◆ **RECORDS FOR THE EXERCISE**:
^^^^^^^^^^^^^^^^

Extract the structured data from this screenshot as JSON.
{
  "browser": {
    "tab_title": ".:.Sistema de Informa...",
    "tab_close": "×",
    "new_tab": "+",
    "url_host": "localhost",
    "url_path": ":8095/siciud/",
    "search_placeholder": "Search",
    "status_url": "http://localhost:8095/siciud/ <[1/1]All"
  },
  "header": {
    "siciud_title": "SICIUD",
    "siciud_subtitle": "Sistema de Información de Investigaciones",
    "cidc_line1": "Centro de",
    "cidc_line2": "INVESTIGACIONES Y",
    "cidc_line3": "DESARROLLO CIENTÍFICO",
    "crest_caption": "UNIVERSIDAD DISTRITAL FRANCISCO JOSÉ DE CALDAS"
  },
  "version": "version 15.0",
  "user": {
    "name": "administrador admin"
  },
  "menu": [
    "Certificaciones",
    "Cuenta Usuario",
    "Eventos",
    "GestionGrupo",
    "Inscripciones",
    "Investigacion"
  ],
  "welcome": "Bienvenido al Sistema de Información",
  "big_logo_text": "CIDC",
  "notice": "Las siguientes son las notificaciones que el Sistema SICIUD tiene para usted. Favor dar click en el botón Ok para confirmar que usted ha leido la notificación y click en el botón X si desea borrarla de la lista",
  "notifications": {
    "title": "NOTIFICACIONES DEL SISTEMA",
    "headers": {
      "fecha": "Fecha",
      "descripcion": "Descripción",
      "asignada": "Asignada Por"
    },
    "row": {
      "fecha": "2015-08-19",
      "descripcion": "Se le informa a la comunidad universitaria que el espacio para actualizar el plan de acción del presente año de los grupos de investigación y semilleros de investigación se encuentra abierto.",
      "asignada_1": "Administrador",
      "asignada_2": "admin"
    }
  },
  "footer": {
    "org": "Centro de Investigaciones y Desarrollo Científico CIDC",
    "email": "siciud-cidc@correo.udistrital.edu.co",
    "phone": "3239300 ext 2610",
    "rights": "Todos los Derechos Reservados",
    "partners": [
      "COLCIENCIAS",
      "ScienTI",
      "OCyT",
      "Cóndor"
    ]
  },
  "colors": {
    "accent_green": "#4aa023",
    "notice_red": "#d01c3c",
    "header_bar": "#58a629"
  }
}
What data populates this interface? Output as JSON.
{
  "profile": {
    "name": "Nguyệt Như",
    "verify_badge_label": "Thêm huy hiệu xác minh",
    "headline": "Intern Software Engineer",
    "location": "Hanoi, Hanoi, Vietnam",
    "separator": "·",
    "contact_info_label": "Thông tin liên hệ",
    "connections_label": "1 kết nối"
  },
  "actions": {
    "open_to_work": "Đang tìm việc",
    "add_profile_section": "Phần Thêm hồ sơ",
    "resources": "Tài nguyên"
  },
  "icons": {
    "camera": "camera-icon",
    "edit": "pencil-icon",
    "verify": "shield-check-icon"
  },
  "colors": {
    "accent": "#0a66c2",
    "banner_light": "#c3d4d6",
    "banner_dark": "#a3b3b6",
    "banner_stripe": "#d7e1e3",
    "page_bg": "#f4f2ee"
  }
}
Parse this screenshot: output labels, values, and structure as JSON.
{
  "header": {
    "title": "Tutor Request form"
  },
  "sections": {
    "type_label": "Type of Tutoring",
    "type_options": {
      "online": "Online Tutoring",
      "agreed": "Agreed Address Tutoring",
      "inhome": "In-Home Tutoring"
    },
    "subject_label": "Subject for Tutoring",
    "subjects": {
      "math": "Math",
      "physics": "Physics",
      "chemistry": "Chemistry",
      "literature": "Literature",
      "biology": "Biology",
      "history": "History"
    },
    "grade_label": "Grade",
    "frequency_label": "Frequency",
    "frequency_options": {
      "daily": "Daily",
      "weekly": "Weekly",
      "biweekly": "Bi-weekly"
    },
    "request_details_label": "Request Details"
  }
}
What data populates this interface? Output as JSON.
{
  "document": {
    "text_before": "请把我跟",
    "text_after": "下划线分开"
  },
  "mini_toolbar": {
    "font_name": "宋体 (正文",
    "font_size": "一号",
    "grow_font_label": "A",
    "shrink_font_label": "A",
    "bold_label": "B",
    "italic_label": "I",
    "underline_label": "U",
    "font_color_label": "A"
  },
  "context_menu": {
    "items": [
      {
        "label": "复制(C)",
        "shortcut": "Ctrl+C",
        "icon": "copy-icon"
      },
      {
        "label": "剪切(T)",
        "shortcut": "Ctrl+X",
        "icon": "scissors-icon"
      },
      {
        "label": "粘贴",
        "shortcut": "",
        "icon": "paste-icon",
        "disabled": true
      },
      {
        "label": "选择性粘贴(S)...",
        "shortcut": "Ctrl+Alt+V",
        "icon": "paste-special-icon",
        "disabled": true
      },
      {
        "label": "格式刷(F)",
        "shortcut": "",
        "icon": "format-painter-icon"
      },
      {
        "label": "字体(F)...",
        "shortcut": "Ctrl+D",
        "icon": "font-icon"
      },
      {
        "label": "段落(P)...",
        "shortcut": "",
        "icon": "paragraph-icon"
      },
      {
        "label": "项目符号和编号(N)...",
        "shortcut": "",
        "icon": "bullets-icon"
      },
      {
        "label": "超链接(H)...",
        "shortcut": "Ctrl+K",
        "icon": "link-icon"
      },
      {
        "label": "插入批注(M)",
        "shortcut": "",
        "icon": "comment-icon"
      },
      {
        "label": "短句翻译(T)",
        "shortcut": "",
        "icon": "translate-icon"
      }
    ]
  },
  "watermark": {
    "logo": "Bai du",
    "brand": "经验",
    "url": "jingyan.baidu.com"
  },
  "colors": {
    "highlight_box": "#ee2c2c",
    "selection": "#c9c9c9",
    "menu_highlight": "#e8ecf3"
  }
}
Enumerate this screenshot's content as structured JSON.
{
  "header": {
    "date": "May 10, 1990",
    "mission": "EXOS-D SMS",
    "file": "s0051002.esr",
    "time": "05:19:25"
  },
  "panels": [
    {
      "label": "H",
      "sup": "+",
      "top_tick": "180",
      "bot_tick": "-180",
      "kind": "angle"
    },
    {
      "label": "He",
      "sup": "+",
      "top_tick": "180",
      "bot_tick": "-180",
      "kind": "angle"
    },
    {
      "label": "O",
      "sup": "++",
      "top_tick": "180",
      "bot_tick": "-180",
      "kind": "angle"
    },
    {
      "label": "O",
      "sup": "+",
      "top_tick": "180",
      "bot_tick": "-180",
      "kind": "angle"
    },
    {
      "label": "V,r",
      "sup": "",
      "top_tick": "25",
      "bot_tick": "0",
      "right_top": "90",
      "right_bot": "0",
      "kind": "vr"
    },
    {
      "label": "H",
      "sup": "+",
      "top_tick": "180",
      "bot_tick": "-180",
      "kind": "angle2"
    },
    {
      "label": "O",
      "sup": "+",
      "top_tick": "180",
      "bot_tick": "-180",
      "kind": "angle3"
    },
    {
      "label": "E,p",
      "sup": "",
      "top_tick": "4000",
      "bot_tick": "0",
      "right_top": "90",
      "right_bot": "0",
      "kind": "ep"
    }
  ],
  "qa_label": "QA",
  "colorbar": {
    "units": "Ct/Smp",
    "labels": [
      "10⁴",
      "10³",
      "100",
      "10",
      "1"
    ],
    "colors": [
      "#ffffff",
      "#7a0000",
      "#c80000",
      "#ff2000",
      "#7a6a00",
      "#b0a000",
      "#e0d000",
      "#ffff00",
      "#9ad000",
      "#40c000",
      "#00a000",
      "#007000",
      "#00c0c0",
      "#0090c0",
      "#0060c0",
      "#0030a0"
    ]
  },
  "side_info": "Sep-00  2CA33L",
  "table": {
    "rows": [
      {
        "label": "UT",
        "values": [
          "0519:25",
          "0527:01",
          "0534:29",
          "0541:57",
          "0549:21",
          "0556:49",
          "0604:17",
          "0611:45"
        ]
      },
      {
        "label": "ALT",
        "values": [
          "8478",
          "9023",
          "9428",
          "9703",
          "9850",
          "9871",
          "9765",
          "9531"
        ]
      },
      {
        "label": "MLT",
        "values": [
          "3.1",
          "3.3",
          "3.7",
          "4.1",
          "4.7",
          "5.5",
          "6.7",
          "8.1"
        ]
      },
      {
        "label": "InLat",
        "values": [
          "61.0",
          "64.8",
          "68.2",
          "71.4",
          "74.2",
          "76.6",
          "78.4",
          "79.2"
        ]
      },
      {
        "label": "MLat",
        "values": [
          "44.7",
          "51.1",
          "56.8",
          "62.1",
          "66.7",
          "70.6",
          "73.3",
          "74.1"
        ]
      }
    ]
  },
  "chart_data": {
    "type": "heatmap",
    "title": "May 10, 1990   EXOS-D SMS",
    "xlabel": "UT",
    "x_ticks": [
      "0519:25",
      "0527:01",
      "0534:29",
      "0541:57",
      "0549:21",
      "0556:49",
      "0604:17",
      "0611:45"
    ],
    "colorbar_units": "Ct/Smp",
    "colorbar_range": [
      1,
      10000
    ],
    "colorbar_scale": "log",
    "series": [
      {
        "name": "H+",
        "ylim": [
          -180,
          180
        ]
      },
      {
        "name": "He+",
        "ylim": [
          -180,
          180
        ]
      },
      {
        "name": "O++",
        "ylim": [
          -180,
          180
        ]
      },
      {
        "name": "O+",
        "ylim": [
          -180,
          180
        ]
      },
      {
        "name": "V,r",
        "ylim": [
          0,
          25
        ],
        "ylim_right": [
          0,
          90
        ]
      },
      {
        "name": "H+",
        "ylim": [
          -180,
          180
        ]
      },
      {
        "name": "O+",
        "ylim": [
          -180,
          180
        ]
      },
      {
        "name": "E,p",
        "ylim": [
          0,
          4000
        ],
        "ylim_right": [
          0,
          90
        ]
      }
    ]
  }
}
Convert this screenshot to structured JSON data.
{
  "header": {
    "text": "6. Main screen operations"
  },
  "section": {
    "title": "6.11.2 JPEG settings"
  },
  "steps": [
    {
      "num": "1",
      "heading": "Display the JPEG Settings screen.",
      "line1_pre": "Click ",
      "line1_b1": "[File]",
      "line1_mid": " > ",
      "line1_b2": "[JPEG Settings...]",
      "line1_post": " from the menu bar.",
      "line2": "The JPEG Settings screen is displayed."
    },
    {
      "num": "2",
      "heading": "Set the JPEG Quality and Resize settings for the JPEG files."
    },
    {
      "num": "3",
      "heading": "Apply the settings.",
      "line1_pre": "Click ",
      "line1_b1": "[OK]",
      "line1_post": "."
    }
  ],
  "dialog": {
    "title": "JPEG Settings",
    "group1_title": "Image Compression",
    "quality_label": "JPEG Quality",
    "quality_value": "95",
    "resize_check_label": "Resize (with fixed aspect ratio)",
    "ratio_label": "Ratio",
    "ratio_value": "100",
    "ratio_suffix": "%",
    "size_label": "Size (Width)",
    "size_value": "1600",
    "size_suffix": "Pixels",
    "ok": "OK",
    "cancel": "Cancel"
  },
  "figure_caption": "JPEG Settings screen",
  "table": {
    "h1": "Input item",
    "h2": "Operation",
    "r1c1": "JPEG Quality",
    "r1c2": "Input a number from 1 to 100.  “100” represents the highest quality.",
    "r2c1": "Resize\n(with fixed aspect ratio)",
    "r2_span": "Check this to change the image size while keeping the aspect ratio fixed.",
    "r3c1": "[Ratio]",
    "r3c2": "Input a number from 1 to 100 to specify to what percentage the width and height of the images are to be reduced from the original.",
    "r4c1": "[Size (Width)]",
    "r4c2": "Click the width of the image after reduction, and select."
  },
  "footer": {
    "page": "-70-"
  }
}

^^^^^^^^^^^^^^^^

◆ **WHAT YOU SHOULD DO**:
Reproduce each line holding the word "from".

◆ **WRITTEN REPLY**:
Extract the structured data from this screenshot as JSON.
      "line1_post": " from the menu bar.",
    "r1c2": "Input a number from 1 to 100.  “100” represents the highest quality.",
    "r3c2": "Input a number from 1 to 100 to specify to what percentage the width and height of the images are to be reduced from the original.",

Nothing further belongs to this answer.